• **Goal**: Please recast the lines from the line with "height=613. List at most 100 elements." to the line with "panel-2-x-tick-label: 20 <box>378", both included, as a Markdown table with the columns Row and Line. Number each row and leave out blank lines.

• **Material**:
━━━━━━━━━━━━━━━━━━━━━━━━━━━━━━

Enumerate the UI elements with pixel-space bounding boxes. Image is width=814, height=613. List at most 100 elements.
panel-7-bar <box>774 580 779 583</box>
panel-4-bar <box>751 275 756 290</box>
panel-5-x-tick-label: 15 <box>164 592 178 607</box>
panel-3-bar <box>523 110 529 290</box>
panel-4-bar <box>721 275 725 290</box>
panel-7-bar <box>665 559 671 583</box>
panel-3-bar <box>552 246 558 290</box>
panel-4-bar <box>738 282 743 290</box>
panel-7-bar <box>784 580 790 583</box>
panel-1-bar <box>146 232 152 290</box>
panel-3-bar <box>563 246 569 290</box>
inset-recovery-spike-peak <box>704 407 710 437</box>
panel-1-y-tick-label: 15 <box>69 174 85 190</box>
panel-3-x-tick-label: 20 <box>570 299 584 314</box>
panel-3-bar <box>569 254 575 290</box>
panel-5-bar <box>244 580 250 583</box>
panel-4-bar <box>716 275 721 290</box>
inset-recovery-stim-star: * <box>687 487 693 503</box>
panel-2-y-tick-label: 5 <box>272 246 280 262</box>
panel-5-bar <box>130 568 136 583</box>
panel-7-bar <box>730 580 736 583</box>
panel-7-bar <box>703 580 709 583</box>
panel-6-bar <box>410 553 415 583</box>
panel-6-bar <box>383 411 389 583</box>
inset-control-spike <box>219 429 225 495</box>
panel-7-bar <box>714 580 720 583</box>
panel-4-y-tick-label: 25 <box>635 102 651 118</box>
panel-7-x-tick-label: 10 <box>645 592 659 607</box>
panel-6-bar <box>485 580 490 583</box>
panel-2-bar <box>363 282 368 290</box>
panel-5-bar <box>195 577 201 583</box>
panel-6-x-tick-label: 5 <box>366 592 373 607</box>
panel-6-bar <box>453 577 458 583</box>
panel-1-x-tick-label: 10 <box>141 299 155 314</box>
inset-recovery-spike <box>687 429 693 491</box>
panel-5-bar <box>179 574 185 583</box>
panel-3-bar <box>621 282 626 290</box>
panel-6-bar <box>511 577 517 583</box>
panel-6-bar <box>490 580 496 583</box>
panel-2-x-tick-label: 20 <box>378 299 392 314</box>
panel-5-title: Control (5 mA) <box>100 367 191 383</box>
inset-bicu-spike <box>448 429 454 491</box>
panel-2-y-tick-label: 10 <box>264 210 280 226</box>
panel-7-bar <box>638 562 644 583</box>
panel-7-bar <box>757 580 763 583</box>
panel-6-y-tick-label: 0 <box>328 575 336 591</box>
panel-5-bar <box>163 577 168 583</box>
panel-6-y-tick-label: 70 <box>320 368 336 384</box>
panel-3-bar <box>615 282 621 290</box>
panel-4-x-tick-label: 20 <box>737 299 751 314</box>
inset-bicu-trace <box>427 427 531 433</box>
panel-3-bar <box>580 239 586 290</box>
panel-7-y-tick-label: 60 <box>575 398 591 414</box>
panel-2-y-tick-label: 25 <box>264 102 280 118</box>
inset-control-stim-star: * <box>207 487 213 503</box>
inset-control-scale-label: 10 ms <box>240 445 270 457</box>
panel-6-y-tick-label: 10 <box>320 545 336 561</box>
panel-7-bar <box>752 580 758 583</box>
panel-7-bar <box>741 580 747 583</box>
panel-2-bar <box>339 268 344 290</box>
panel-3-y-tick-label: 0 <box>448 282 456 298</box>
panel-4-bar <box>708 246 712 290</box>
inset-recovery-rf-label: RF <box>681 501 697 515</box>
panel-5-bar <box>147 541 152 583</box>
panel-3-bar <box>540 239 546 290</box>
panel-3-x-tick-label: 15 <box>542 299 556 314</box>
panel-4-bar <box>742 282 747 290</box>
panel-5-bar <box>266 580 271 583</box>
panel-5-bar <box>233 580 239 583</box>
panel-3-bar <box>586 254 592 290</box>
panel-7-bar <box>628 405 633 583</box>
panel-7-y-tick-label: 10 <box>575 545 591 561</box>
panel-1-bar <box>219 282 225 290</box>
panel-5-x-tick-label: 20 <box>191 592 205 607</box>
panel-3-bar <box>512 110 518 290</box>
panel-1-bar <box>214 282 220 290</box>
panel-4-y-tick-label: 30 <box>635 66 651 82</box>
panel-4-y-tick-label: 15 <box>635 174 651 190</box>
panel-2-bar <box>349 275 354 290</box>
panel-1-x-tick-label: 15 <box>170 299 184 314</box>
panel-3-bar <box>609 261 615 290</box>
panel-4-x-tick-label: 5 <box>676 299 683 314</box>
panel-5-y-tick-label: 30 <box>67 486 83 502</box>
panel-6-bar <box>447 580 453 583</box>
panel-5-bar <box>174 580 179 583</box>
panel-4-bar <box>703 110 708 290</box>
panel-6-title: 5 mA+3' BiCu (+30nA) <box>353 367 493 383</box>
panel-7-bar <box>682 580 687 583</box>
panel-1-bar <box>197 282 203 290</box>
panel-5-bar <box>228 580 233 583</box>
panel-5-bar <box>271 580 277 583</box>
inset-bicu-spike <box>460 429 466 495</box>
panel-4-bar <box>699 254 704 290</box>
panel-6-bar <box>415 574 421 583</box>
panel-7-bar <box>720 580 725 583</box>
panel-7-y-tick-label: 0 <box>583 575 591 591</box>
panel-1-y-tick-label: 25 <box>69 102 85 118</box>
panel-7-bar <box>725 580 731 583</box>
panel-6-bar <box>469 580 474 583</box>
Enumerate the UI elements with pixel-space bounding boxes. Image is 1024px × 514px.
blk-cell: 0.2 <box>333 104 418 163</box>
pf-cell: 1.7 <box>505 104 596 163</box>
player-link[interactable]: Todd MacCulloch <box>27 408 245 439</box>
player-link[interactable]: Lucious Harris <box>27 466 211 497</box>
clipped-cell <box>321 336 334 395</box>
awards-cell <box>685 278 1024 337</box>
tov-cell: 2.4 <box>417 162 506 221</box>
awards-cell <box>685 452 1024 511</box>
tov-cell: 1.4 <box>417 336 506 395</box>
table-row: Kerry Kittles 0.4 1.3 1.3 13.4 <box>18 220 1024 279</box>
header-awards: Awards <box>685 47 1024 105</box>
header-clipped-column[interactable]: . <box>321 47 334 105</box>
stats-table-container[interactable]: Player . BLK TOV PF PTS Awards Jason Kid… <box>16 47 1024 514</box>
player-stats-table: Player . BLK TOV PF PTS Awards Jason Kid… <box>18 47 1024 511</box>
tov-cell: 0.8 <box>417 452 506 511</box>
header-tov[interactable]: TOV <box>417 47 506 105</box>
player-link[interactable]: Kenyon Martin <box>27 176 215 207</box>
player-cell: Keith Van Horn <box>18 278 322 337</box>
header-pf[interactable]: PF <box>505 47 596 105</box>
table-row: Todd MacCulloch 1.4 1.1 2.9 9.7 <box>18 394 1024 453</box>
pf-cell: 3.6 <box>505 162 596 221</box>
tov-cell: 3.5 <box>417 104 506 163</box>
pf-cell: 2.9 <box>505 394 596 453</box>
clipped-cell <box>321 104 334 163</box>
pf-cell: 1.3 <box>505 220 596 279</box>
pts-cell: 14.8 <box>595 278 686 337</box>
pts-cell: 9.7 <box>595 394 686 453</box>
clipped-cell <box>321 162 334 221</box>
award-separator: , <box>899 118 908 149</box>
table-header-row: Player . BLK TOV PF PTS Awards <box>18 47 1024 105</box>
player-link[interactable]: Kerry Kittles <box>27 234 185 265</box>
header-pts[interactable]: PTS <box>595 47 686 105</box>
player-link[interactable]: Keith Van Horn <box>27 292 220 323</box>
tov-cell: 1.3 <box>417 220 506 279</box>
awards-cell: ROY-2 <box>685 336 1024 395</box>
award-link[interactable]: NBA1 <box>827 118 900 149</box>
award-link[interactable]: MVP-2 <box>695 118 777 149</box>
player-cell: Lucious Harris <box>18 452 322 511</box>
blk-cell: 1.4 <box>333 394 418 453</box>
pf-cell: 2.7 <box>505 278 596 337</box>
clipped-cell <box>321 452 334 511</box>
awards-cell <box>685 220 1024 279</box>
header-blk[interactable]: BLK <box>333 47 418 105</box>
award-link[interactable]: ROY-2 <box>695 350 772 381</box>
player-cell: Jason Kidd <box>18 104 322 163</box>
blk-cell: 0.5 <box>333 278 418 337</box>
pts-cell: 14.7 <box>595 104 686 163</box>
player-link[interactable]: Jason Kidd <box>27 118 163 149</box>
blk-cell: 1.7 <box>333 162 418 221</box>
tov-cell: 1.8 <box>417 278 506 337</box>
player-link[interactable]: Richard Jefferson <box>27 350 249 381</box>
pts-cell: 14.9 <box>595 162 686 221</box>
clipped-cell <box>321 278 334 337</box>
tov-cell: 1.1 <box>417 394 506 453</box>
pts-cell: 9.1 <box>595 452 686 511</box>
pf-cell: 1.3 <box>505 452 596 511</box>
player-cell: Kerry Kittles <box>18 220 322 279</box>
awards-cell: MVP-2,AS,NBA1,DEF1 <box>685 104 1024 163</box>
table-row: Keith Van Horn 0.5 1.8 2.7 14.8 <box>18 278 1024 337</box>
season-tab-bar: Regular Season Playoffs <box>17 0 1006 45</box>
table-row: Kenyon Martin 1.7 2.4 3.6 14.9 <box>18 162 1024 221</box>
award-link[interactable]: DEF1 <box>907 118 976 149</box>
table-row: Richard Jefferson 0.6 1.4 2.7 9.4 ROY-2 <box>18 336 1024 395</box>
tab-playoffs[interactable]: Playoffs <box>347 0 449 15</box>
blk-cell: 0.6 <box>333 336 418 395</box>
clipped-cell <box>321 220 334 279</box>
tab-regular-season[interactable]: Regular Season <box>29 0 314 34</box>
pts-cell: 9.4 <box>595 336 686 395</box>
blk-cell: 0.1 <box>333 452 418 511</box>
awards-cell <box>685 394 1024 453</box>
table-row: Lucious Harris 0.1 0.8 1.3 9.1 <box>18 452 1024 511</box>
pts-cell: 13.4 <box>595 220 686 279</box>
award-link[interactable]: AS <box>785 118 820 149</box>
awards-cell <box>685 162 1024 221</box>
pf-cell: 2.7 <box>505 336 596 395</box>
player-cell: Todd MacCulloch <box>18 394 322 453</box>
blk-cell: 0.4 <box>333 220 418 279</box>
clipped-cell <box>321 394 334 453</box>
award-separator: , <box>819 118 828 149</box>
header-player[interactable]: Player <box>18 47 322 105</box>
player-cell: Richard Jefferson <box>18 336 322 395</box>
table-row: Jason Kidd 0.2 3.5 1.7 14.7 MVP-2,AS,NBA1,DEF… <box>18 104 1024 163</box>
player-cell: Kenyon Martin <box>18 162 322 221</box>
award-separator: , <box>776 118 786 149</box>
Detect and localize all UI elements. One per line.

━━━━━━━━━━━━━━━━━━━━━━━━━━━━━━

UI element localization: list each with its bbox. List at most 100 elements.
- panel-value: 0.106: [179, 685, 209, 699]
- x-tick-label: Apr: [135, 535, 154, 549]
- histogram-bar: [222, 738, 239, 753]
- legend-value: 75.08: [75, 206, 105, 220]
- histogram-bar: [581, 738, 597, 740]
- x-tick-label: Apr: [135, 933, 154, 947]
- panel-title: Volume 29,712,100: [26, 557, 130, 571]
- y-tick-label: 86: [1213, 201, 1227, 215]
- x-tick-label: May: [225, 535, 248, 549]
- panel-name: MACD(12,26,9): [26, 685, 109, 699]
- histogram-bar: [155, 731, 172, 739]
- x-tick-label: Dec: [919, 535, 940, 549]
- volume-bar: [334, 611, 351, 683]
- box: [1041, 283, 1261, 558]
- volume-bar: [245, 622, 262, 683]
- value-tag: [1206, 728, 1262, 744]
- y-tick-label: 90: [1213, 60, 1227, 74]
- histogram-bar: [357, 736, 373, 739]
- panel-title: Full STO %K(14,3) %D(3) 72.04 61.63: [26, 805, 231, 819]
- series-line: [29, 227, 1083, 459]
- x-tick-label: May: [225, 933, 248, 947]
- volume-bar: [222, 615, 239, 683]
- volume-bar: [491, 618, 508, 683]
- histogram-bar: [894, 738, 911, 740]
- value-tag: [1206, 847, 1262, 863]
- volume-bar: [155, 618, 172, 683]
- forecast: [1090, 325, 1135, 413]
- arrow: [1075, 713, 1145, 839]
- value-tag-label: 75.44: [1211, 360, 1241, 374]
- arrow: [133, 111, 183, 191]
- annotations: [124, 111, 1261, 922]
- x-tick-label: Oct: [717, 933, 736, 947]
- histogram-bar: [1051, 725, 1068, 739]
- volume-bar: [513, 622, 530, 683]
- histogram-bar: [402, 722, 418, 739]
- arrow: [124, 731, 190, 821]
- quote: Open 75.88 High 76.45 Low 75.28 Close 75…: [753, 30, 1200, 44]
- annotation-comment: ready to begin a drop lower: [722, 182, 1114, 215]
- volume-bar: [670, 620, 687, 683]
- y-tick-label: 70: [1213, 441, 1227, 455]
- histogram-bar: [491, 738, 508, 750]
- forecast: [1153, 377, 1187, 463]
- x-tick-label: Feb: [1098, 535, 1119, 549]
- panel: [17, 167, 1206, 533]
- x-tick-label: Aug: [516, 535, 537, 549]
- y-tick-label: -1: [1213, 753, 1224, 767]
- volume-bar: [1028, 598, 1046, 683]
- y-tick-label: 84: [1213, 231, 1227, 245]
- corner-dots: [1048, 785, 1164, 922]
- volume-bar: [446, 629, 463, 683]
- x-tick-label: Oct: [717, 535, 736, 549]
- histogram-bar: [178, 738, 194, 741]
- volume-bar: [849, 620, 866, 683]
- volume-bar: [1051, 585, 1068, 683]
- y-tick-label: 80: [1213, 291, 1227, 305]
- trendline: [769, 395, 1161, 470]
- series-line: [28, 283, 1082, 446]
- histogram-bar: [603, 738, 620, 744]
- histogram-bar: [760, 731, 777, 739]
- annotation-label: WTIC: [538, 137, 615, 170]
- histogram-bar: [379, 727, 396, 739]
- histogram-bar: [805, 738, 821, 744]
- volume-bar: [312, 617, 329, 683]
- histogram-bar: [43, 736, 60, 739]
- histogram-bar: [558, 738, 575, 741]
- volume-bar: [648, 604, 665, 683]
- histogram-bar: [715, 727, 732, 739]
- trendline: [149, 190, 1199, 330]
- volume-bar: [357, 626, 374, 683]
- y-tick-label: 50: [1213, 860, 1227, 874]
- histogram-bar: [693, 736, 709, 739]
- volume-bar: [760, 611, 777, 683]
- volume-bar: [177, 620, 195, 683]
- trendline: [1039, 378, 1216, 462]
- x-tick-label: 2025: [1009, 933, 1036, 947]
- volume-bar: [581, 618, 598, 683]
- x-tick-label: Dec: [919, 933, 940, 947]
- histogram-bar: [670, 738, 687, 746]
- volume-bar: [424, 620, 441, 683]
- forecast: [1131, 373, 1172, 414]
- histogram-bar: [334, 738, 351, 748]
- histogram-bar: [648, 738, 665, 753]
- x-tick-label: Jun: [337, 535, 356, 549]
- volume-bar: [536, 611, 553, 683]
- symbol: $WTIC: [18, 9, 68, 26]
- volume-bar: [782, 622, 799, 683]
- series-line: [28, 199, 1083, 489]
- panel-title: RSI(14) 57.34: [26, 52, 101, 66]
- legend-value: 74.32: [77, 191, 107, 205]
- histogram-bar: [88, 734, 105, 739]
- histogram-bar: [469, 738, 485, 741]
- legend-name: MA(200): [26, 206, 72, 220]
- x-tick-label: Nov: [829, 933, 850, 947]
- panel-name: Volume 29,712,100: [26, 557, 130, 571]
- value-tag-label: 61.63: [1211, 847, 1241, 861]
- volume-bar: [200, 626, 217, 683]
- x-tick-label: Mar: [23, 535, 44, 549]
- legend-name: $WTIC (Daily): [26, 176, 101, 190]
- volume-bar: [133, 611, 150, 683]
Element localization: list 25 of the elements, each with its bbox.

━━━━━━━━━━━━━━━━━━━━━━━━━━━━━━

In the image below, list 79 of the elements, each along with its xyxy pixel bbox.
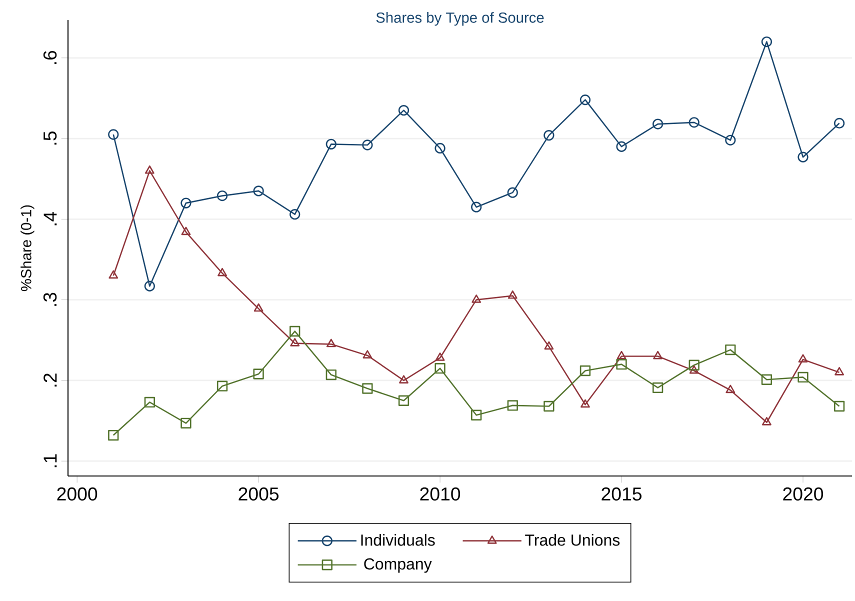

━━━━━━━━━━━━━━━━━━━━━━━━━━━━━━

• **Result of the task**:
| Row | Line |
|---|---|
| 1 | Enumerate the UI elements with pixel-space bounding boxes. Image is width=814, height=613. List at most 100 elements. |
| 2 | panel-7-bar <box>774 580 779 583</box> |
| 3 | panel-4-bar <box>751 275 756 290</box> |
| 4 | panel-5-x-tick-label: 15 <box>164 592 178 607</box> |
| 5 | panel-3-bar <box>523 110 529 290</box> |
| 6 | panel-4-bar <box>721 275 725 290</box> |
| 7 | panel-7-bar <box>665 559 671 583</box> |
| 8 | panel-3-bar <box>552 246 558 290</box> |
| 9 | panel-4-bar <box>738 282 743 290</box> |
| 10 | panel-7-bar <box>784 580 790 583</box> |
| 11 | panel-1-bar <box>146 232 152 290</box> |
| 12 | panel-3-bar <box>563 246 569 290</box> |
| 13 | inset-recovery-spike-peak <box>704 407 710 437</box> |
| 14 | panel-1-y-tick-label: 15 <box>69 174 85 190</box> |
| 15 | panel-3-x-tick-label: 20 <box>570 299 584 314</box> |
| 16 | panel-3-bar <box>569 254 575 290</box> |
| 17 | panel-5-bar <box>244 580 250 583</box> |
| 18 | panel-4-bar <box>716 275 721 290</box> |
| 19 | inset-recovery-stim-star: * <box>687 487 693 503</box> |
| 20 | panel-2-y-tick-label: 5 <box>272 246 280 262</box> |
| 21 | panel-5-bar <box>130 568 136 583</box> |
| 22 | panel-7-bar <box>730 580 736 583</box> |
| 23 | panel-7-bar <box>703 580 709 583</box> |
| 24 | panel-6-bar <box>410 553 415 583</box> |
| 25 | panel-6-bar <box>383 411 389 583</box> |
| 26 | inset-control-spike <box>219 429 225 495</box> |
| 27 | panel-7-bar <box>714 580 720 583</box> |
| 28 | panel-4-y-tick-label: 25 <box>635 102 651 118</box> |
| 29 | panel-7-x-tick-label: 10 <box>645 592 659 607</box> |
| 30 | panel-6-bar <box>485 580 490 583</box> |
| 31 | panel-2-bar <box>363 282 368 290</box> |
| 32 | panel-5-bar <box>195 577 201 583</box> |
| 33 | panel-6-x-tick-label: 5 <box>366 592 373 607</box> |
| 34 | panel-6-bar <box>453 577 458 583</box> |
| 35 | panel-1-x-tick-label: 10 <box>141 299 155 314</box> |
| 36 | inset-recovery-spike <box>687 429 693 491</box> |
| 37 | panel-5-bar <box>179 574 185 583</box> |
| 38 | panel-3-bar <box>621 282 626 290</box> |
| 39 | panel-6-bar <box>511 577 517 583</box> |
| 40 | panel-6-bar <box>490 580 496 583</box> |
| 41 | panel-2-x-tick-label: 20 <box>378 299 392 314</box> |